__Goal__. Give the records back in full, exactly as they read.

Extracts from a graphics dataset:
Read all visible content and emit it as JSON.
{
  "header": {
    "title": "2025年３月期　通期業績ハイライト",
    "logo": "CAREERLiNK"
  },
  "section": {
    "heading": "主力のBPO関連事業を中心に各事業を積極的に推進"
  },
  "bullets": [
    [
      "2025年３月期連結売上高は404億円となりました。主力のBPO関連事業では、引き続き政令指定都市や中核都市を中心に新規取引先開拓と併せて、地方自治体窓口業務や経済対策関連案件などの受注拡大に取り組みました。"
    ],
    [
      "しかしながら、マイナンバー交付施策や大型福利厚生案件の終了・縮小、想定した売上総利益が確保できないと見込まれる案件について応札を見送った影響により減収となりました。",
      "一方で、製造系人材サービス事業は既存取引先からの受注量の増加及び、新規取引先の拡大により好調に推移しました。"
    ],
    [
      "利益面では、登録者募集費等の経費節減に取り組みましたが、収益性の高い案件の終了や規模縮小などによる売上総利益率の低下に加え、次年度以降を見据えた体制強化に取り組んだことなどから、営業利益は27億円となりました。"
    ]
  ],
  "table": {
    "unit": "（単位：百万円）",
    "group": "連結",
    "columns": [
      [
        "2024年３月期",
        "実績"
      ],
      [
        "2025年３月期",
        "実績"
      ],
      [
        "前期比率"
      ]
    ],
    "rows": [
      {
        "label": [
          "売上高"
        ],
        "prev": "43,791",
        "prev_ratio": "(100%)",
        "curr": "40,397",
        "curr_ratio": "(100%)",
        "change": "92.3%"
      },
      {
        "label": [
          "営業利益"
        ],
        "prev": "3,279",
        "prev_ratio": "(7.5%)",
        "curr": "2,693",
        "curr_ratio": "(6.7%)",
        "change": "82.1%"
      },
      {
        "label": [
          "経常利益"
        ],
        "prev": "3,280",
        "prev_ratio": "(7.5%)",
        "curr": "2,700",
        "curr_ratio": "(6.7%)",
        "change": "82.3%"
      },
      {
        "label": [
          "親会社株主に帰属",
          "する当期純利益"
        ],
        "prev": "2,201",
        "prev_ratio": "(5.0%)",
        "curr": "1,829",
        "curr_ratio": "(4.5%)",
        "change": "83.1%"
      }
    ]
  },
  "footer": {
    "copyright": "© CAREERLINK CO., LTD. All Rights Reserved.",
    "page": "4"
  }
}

__Task output__.
Read all visible content and emit it as JSON.
{
  "header": {
    "title": "2025年３月期　通期業績ハイライト",
    "logo": "CAREERLiNK"
  },
  "section": {
    "heading": "主力のBPO関連事業を中心に各事業を積極的に推進"
  },
  "bullets": [
    [
      "2025年３月期連結売上高は404億円となりました。主力のBPO関連事業では、引き続き政令指定都市や中核都市を中心に新規取引先開拓と併せて、地方自治体窓口業務や経済対策関連案件などの受注拡大に取り組みました。"
    ],
    [
      "しかしながら、マイナンバー交付施策や大型福利厚生案件の終了・縮小、想定した売上総利益が確保できないと見込まれる案件について応札を見送った影響により減収となりました。",
      "一方で、製造系人材サービス事業は既存取引先からの受注量の増加及び、新規取引先の拡大により好調に推移しました。"
    ],
    [
      "利益面では、登録者募集費等の経費節減に取り組みましたが、収益性の高い案件の終了や規模縮小などによる売上総利益率の低下に加え、次年度以降を見据えた体制強化に取り組んだことなどから、営業利益は27億円となりました。"
    ]
  ],
  "table": {
    "unit": "（単位：百万円）",
    "group": "連結",
    "columns": [
      [
        "2024年３月期",
        "実績"
      ],
      [
        "2025年３月期",
        "実績"
      ],
      [
        "前期比率"
      ]
    ],
    "rows": [
      {
        "label": [
          "売上高"
        ],
        "prev": "43,791",
        "prev_ratio": "(100%)",
        "curr": "40,397",
        "curr_ratio": "(100%)",
        "change": "92.3%"
      },
      {
        "label": [
          "営業利益"
        ],
        "prev": "3,279",
        "prev_ratio": "(7.5%)",
        "curr": "2,693",
        "curr_ratio": "(6.7%)",
        "change": "82.1%"
      },
      {
        "label": [
          "経常利益"
        ],
        "prev": "3,280",
        "prev_ratio": "(7.5%)",
        "curr": "2,700",
        "curr_ratio": "(6.7%)",
        "change": "82.3%"
      },
      {
        "label": [
          "親会社株主に帰属",
          "する当期純利益"
        ],
        "prev": "2,201",
        "prev_ratio": "(5.0%)",
        "curr": "1,829",
        "curr_ratio": "(4.5%)",
        "change": "83.1%"
      }
    ]
  },
  "footer": {
    "copyright": "© CAREERLINK CO., LTD. All Rights Reserved.",
    "page": "4"
  }
}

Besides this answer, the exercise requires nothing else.